SOURCE MATERIAL START

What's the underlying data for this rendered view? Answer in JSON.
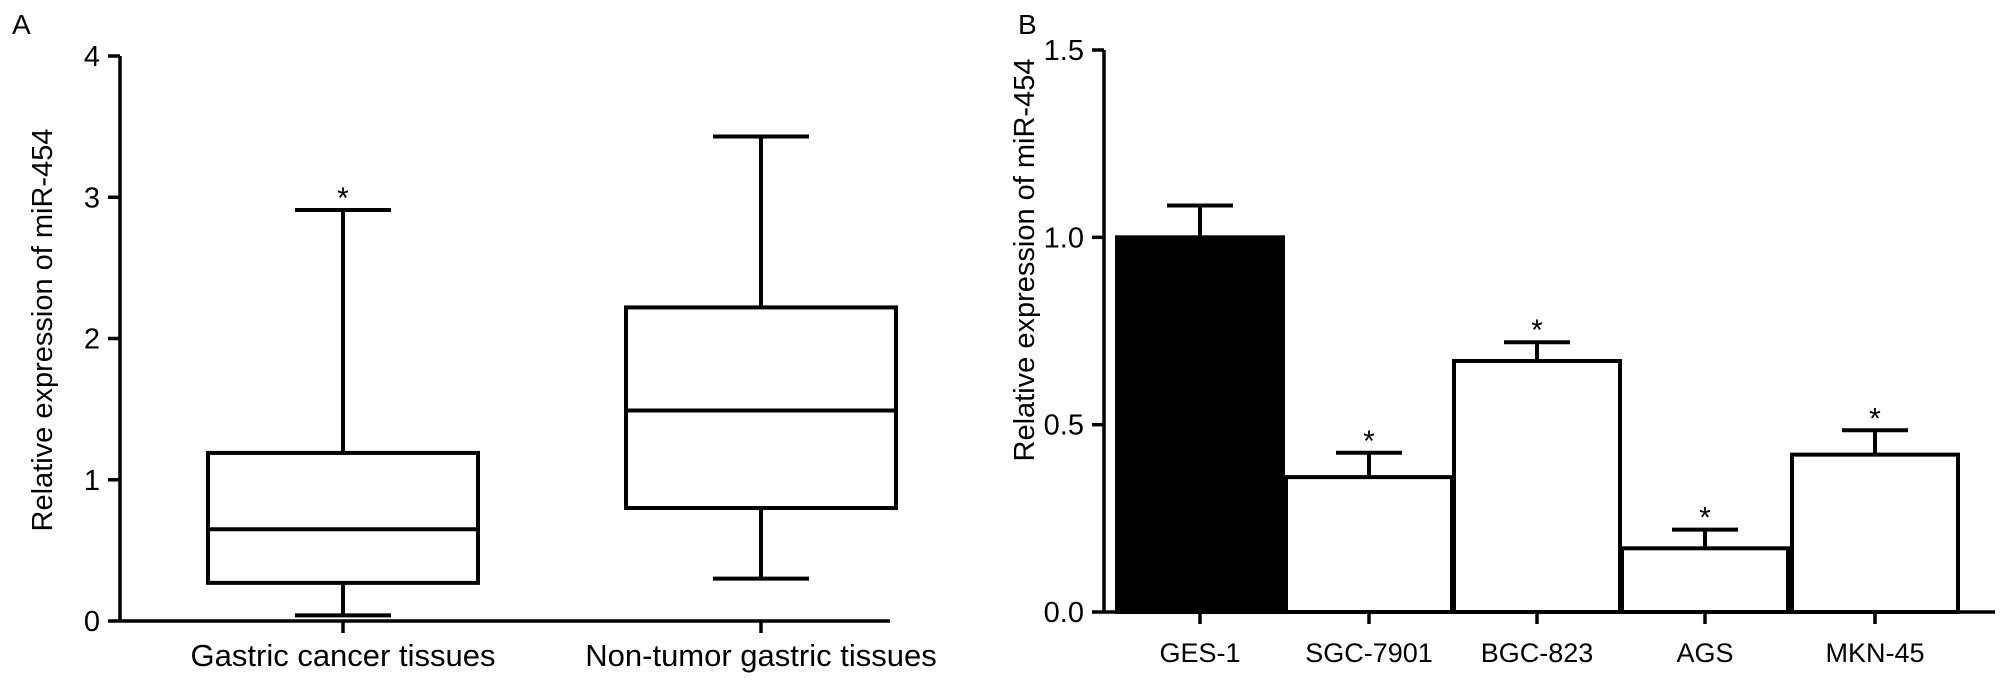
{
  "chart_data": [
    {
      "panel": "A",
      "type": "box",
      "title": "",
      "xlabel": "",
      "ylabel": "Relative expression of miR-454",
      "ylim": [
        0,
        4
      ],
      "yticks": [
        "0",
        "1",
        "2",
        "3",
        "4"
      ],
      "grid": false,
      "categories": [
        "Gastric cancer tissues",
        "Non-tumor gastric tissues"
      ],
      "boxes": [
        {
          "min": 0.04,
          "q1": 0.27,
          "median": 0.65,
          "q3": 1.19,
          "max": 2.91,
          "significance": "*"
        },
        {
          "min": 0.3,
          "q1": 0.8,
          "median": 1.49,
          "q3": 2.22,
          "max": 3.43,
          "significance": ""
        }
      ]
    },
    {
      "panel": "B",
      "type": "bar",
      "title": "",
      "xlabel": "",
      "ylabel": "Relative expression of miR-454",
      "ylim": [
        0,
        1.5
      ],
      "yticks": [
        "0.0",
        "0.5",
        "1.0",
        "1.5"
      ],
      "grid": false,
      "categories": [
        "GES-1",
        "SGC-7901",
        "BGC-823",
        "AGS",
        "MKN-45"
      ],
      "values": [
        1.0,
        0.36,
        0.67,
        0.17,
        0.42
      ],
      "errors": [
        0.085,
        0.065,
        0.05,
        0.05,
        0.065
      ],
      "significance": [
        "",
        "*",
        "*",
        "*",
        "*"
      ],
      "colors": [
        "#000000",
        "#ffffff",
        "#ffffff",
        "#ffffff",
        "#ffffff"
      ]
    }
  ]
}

SOURCE MATERIAL END

__BRIEF__: Could the data above be copied out exactly, with no pictures kept?

__RESULT BELOW__:
What's the underlying data for this rendered view? Answer in JSON.
{
  "chart_data": [
    {
      "panel": "A",
      "type": "box",
      "title": "",
      "xlabel": "",
      "ylabel": "Relative expression of miR-454",
      "ylim": [
        0,
        4
      ],
      "yticks": [
        "0",
        "1",
        "2",
        "3",
        "4"
      ],
      "grid": false,
      "categories": [
        "Gastric cancer tissues",
        "Non-tumor gastric tissues"
      ],
      "boxes": [
        {
          "min": 0.04,
          "q1": 0.27,
          "median": 0.65,
          "q3": 1.19,
          "max": 2.91,
          "significance": "*"
        },
        {
          "min": 0.3,
          "q1": 0.8,
          "median": 1.49,
          "q3": 2.22,
          "max": 3.43,
          "significance": ""
        }
      ]
    },
    {
      "panel": "B",
      "type": "bar",
      "title": "",
      "xlabel": "",
      "ylabel": "Relative expression of miR-454",
      "ylim": [
        0,
        1.5
      ],
      "yticks": [
        "0.0",
        "0.5",
        "1.0",
        "1.5"
      ],
      "grid": false,
      "categories": [
        "GES-1",
        "SGC-7901",
        "BGC-823",
        "AGS",
        "MKN-45"
      ],
      "values": [
        1.0,
        0.36,
        0.67,
        0.17,
        0.42
      ],
      "errors": [
        0.085,
        0.065,
        0.05,
        0.05,
        0.065
      ],
      "significance": [
        "",
        "*",
        "*",
        "*",
        "*"
      ],
      "colors": [
        "#000000",
        "#ffffff",
        "#ffffff",
        "#ffffff",
        "#ffffff"
      ]
    }
  ]
}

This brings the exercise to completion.